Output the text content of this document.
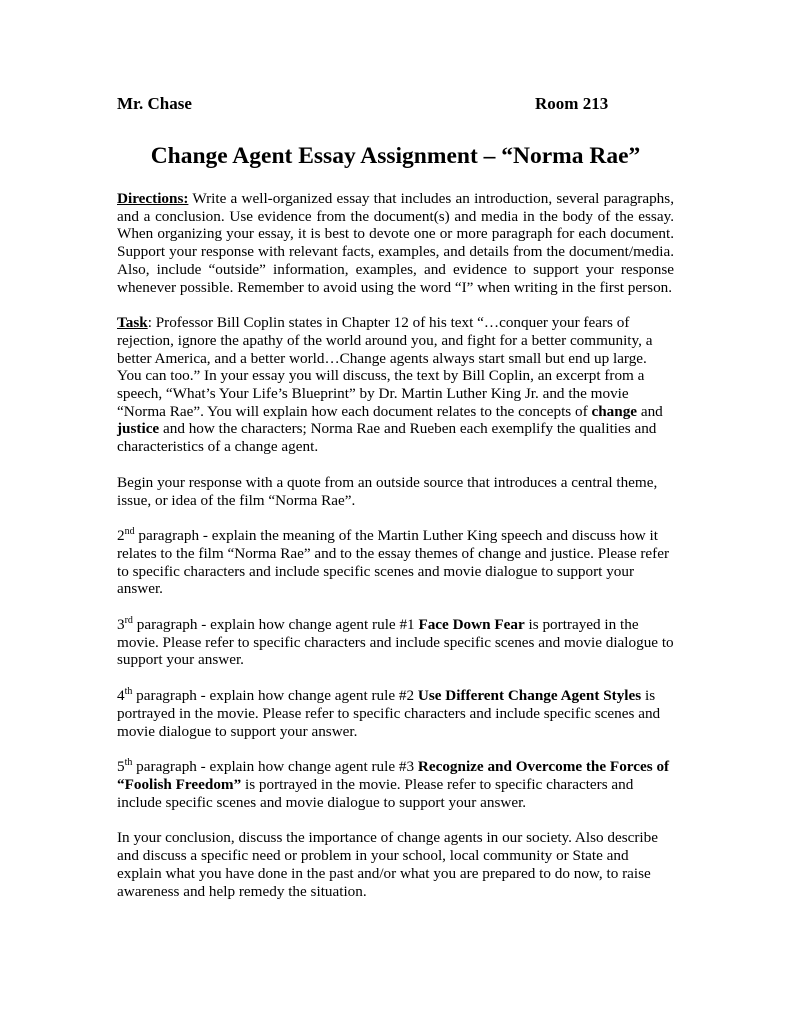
Mr. Chase	Room 213
Change Agent Essay Assignment – “Norma Rae”

Directions: Write a well-organized essay that includes an introduction, several paragraphs, and a conclusion. Use evidence from the document(s) and media in the body of the essay. When organizing your essay, it is best to devote one or more paragraph for each document. Support your response with relevant facts, examples, and details from the document/media. Also, include “outside” information, examples, and evidence to support your response whenever possible. Remember to avoid using the word “I” when writing in the first person.

Task: Professor Bill Coplin states in Chapter 12 of his text “…conquer your fears of rejection, ignore the apathy of the world around you, and fight for a better community, a better America, and a better world…Change agents always start small but end up large. You can too.” In your essay you will discuss, the text by Bill Coplin, an excerpt from a speech, “What’s Your Life’s Blueprint” by Dr. Martin Luther King Jr. and the movie “Norma Rae”. You will explain how each document relates to the concepts of change and justice and how the characters; Norma Rae and Rueben each exemplify the qualities and characteristics of a change agent.

Begin your response with a quote from an outside source that introduces a central theme, issue, or idea of the film “Norma Rae”.

2nd paragraph - explain the meaning of the Martin Luther King speech and discuss how it relates to the film “Norma Rae” and to the essay themes of change and justice. Please refer to specific characters and include specific scenes and movie dialogue to support your answer.

3rd paragraph - explain how change agent rule #1 Face Down Fear is portrayed in the movie. Please refer to specific characters and include specific scenes and movie dialogue to support your answer.

4th paragraph - explain how change agent rule #2 Use Different Change Agent Styles is portrayed in the movie. Please refer to specific characters and include specific scenes and movie dialogue to support your answer.

5th paragraph - explain how change agent rule #3 Recognize and Overcome the Forces of “Foolish Freedom” is portrayed in the movie. Please refer to specific characters and include specific scenes and movie dialogue to support your answer.

In your conclusion, discuss the importance of change agents in our society. Also describe and discuss a specific need or problem in your school, local community or State and explain what you have done in the past and/or what you are prepared to do now, to raise awareness and help remedy the situation.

+-------+

- _Request_
Say how many lines above contain the string "film". Answer with the number only.

- _The completed task_
2